• **WHAT THE TASK REQUIRES**:
Scan the records and identify every line in which the string "name" occurs, then return those lines.

• **INPUT MATERIAL**:
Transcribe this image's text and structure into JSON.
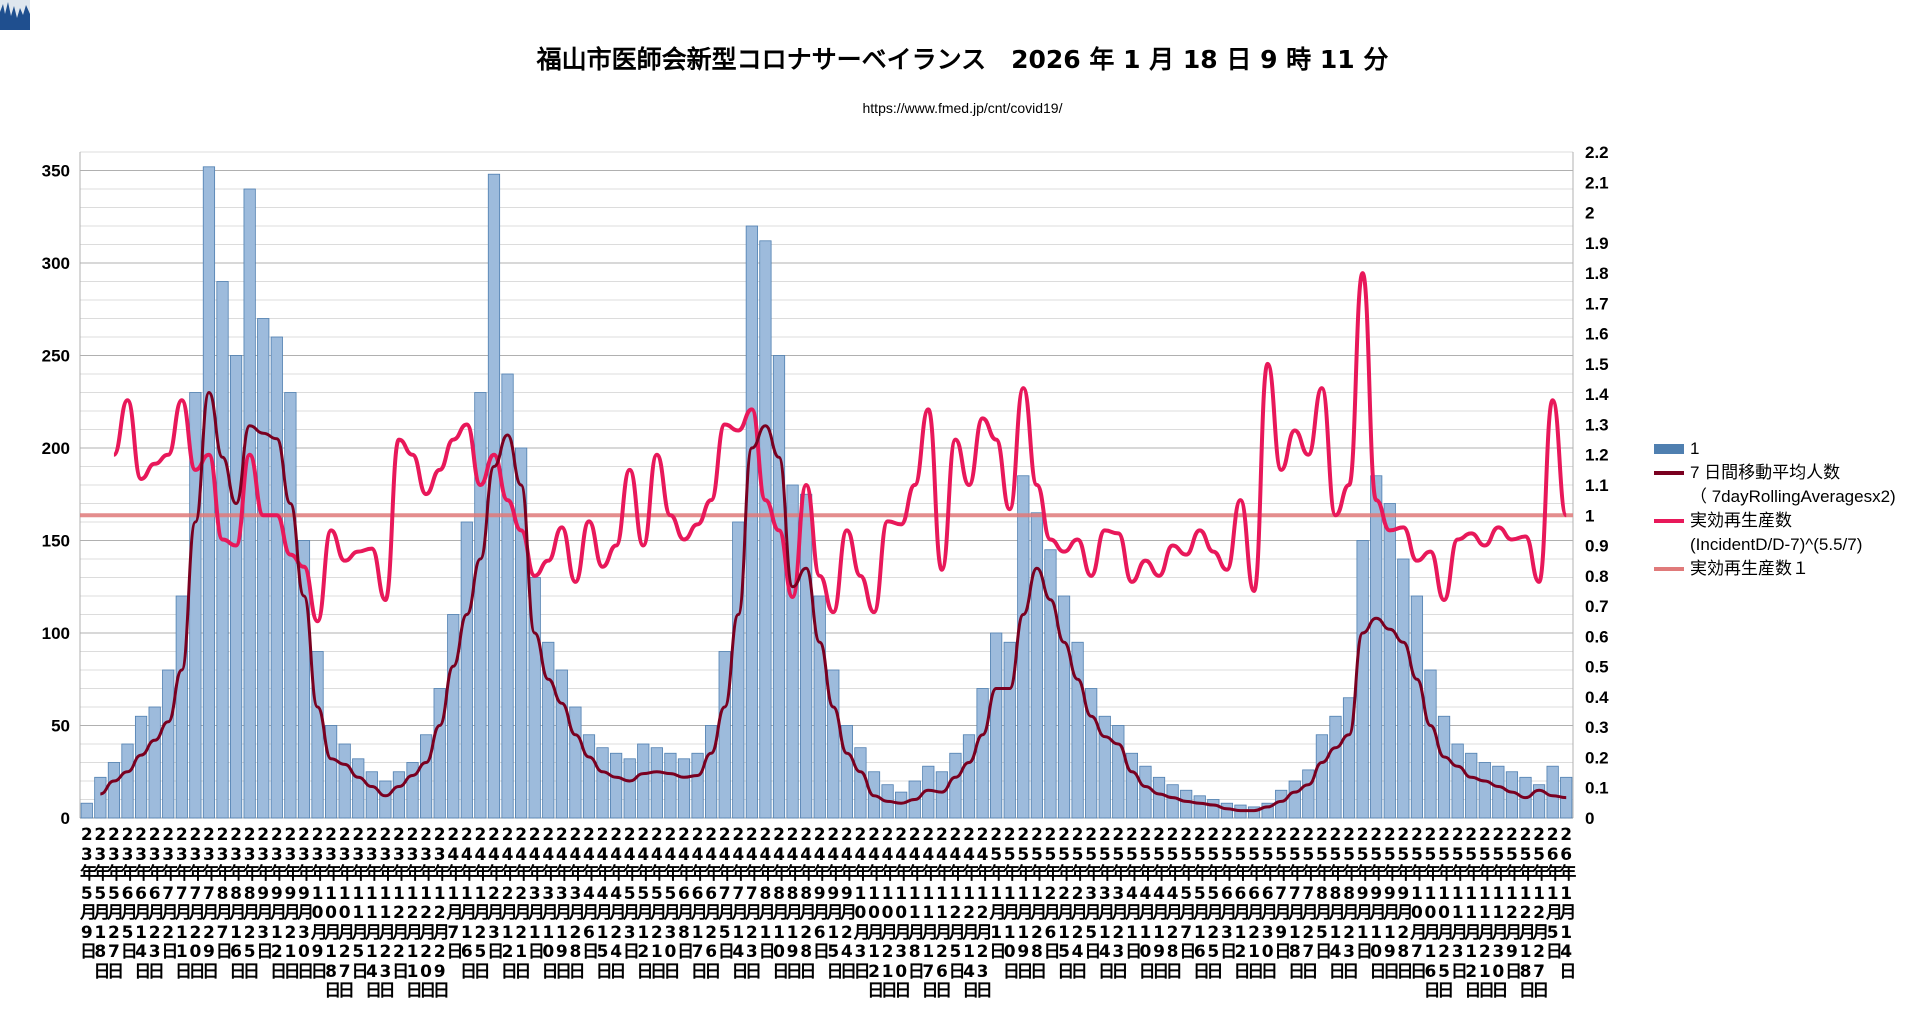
{
  "title": "福山市医師会新型コロナサーベイランス　2026 年 1 月 18 日 9 時 11 分",
  "url": "https://www.fmed.jp/cnt/covid19/",
  "colors": {
    "bars": "#4f7fb0",
    "bar_fill": "#9dbbdc",
    "avg": "#7a0020",
    "rt": "#e8185a",
    "rt1": "#e07a7a"
  },
  "legend": [
    {
      "label": "1",
      "kind": "bar"
    },
    {
      "label": "7 日間移動平均人数\n（ 7dayRollingAveragesx2)",
      "kind": "avg"
    },
    {
      "label": "実効再生産数\n(IncidentD/D-7)^(5.5/7)",
      "kind": "rt"
    },
    {
      "label": "実効再生産数１",
      "kind": "rt1"
    }
  ],
  "chart_data": {
    "type": "bar+line",
    "title": "福山市医師会新型コロナサーベイランス　2026 年 1 月 18 日 9 時 11 分",
    "y_left": {
      "min": 0,
      "max": 360,
      "ticks": [
        0,
        50,
        100,
        150,
        200,
        250,
        300,
        350
      ]
    },
    "y_right": {
      "min": 0,
      "max": 2.2,
      "ticks": [
        "0",
        "0.1",
        "0.2",
        "0.3",
        "0.4",
        "0.5",
        "0.6",
        "0.7",
        "0.8",
        "0.9",
        "1",
        "1.1",
        "1.2",
        "1.3",
        "1.4",
        "1.5",
        "1.6",
        "1.7",
        "1.8",
        "1.9",
        "2",
        "2.1",
        "2.2"
      ]
    },
    "grid": true,
    "legend_position": "right",
    "categories": [
      "23年5月9日",
      "23年5月18日",
      "23年5月27日",
      "23年6月5日",
      "23年6月14日",
      "23年6月23日",
      "23年7月2日",
      "23年7月11日",
      "23年7月20日",
      "23年7月29日",
      "23年8月7日",
      "23年8月16日",
      "23年8月25日",
      "23年9月3日",
      "23年9月12日",
      "23年9月21日",
      "23年9月30日",
      "23年10月9日",
      "23年10月18日",
      "23年10月27日",
      "23年11月5日",
      "23年11月14日",
      "23年11月23日",
      "23年12月2日",
      "23年12月11日",
      "23年12月20日",
      "23年12月29日",
      "24年1月7日",
      "24年1月16日",
      "24年1月25日",
      "24年2月3日",
      "24年2月12日",
      "24年2月21日",
      "24年3月1日",
      "24年3月10日",
      "24年3月19日",
      "24年3月28日",
      "24年4月6日",
      "24年4月15日",
      "24年4月24日",
      "24年5月3日",
      "24年5月12日",
      "24年5月21日",
      "24年5月30日",
      "24年6月8日",
      "24年6月17日",
      "24年6月26日",
      "24年7月5日",
      "24年7月14日",
      "24年7月23日",
      "24年8月1日",
      "24年8月10日",
      "24年8月19日",
      "24年8月28日",
      "24年9月6日",
      "24年9月15日",
      "24年9月24日",
      "24年10月3日",
      "24年10月12日",
      "24年10月21日",
      "24年10月30日",
      "24年11月8日",
      "24年11月17日",
      "24年11月26日",
      "24年12月5日",
      "24年12月14日",
      "24年12月23日",
      "25年1月1日",
      "25年1月10日",
      "25年1月19日",
      "25年1月28日",
      "25年2月6日",
      "25年2月15日",
      "25年2月24日",
      "25年3月5日",
      "25年3月14日",
      "25年3月23日",
      "25年4月1日",
      "25年4月10日",
      "25年4月19日",
      "25年4月28日",
      "25年5月7日",
      "25年5月16日",
      "25年5月25日",
      "25年6月3日",
      "25年6月12日",
      "25年6月21日",
      "25年6月30日",
      "25年7月9日",
      "25年7月18日",
      "25年7月27日",
      "25年8月5日",
      "25年8月14日",
      "25年8月23日",
      "25年9月1日",
      "25年9月10日",
      "25年9月19日",
      "25年9月28日",
      "25年10月7日",
      "25年10月16日",
      "25年10月25日",
      "25年11月3日",
      "25年11月12日",
      "25年11月21日",
      "25年11月30日",
      "25年12月9日",
      "25年12月18日",
      "25年12月27日",
      "26年1月5日",
      "26年1月14日"
    ],
    "series": [
      {
        "name": "1",
        "type": "bar",
        "axis": "left",
        "values": [
          8,
          22,
          30,
          40,
          55,
          60,
          80,
          120,
          230,
          352,
          290,
          250,
          340,
          270,
          260,
          230,
          150,
          90,
          50,
          40,
          32,
          25,
          20,
          25,
          30,
          45,
          70,
          110,
          160,
          230,
          348,
          240,
          200,
          130,
          95,
          80,
          60,
          45,
          38,
          35,
          32,
          40,
          38,
          35,
          32,
          35,
          50,
          90,
          160,
          320,
          312,
          250,
          180,
          175,
          120,
          80,
          50,
          38,
          25,
          18,
          14,
          20,
          28,
          25,
          35,
          45,
          70,
          100,
          95,
          185,
          165,
          145,
          120,
          95,
          70,
          55,
          50,
          35,
          28,
          22,
          18,
          15,
          12,
          10,
          8,
          7,
          6,
          8,
          15,
          20,
          26,
          45,
          55,
          65,
          150,
          185,
          170,
          140,
          120,
          80,
          55,
          40,
          35,
          30,
          28,
          25,
          22,
          18,
          28,
          22
        ]
      },
      {
        "name": "7 日間移動平均人数（ 7dayRollingAveragesx2)",
        "type": "line",
        "axis": "left",
        "values": [
          null,
          13,
          20,
          25,
          34,
          42,
          52,
          80,
          160,
          230,
          195,
          170,
          212,
          208,
          205,
          170,
          120,
          60,
          32,
          29,
          22,
          17,
          12,
          17,
          23,
          30,
          50,
          82,
          110,
          140,
          190,
          207,
          180,
          100,
          75,
          62,
          45,
          33,
          25,
          22,
          20,
          24,
          25,
          24,
          22,
          23,
          35,
          60,
          110,
          200,
          212,
          195,
          125,
          135,
          95,
          60,
          35,
          25,
          12,
          9,
          8,
          10,
          15,
          14,
          22,
          30,
          45,
          70,
          70,
          110,
          135,
          118,
          95,
          75,
          55,
          44,
          40,
          25,
          17,
          13,
          11,
          9,
          8,
          7,
          5,
          4,
          4,
          6,
          9,
          14,
          18,
          30,
          38,
          45,
          100,
          108,
          102,
          95,
          75,
          50,
          33,
          28,
          22,
          20,
          17,
          14,
          11,
          15,
          12,
          11
        ]
      },
      {
        "name": "実効再生産数(IncidentD/D-7)^(5.5/7)",
        "type": "line",
        "axis": "right",
        "values": [
          null,
          null,
          1.2,
          1.38,
          1.12,
          1.17,
          1.2,
          1.38,
          1.15,
          1.2,
          0.92,
          0.9,
          1.2,
          1.0,
          1.0,
          0.87,
          0.83,
          0.65,
          0.95,
          0.85,
          0.88,
          0.89,
          0.72,
          1.25,
          1.2,
          1.07,
          1.15,
          1.25,
          1.3,
          1.1,
          1.2,
          1.05,
          0.95,
          0.8,
          0.85,
          0.96,
          0.78,
          0.98,
          0.83,
          0.9,
          1.15,
          0.9,
          1.2,
          1.0,
          0.92,
          0.97,
          1.05,
          1.3,
          1.28,
          1.35,
          1.05,
          0.95,
          0.73,
          1.1,
          0.8,
          0.68,
          0.95,
          0.8,
          0.68,
          0.98,
          0.97,
          1.1,
          1.35,
          0.82,
          1.25,
          1.1,
          1.32,
          1.25,
          1.02,
          1.42,
          1.1,
          0.92,
          0.88,
          0.92,
          0.8,
          0.95,
          0.94,
          0.78,
          0.85,
          0.8,
          0.9,
          0.87,
          0.95,
          0.88,
          0.82,
          1.05,
          0.75,
          1.5,
          1.15,
          1.28,
          1.2,
          1.42,
          1.0,
          1.1,
          1.8,
          1.05,
          0.95,
          0.96,
          0.85,
          0.88,
          0.72,
          0.92,
          0.94,
          0.9,
          0.96,
          0.92,
          0.93,
          0.78,
          1.38,
          1.0
        ]
      },
      {
        "name": "実効再生産数１",
        "type": "line",
        "axis": "right",
        "constant": 1
      }
    ]
  }
}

• **WORKED SOLUTION**:
        "name": "1",
        "name": "7 日間移動平均人数（ 7dayRollingAveragesx2)",
        "name": "実効再生産数(IncidentD/D-7)^(5.5/7)",
        "name": "実効再生産数１",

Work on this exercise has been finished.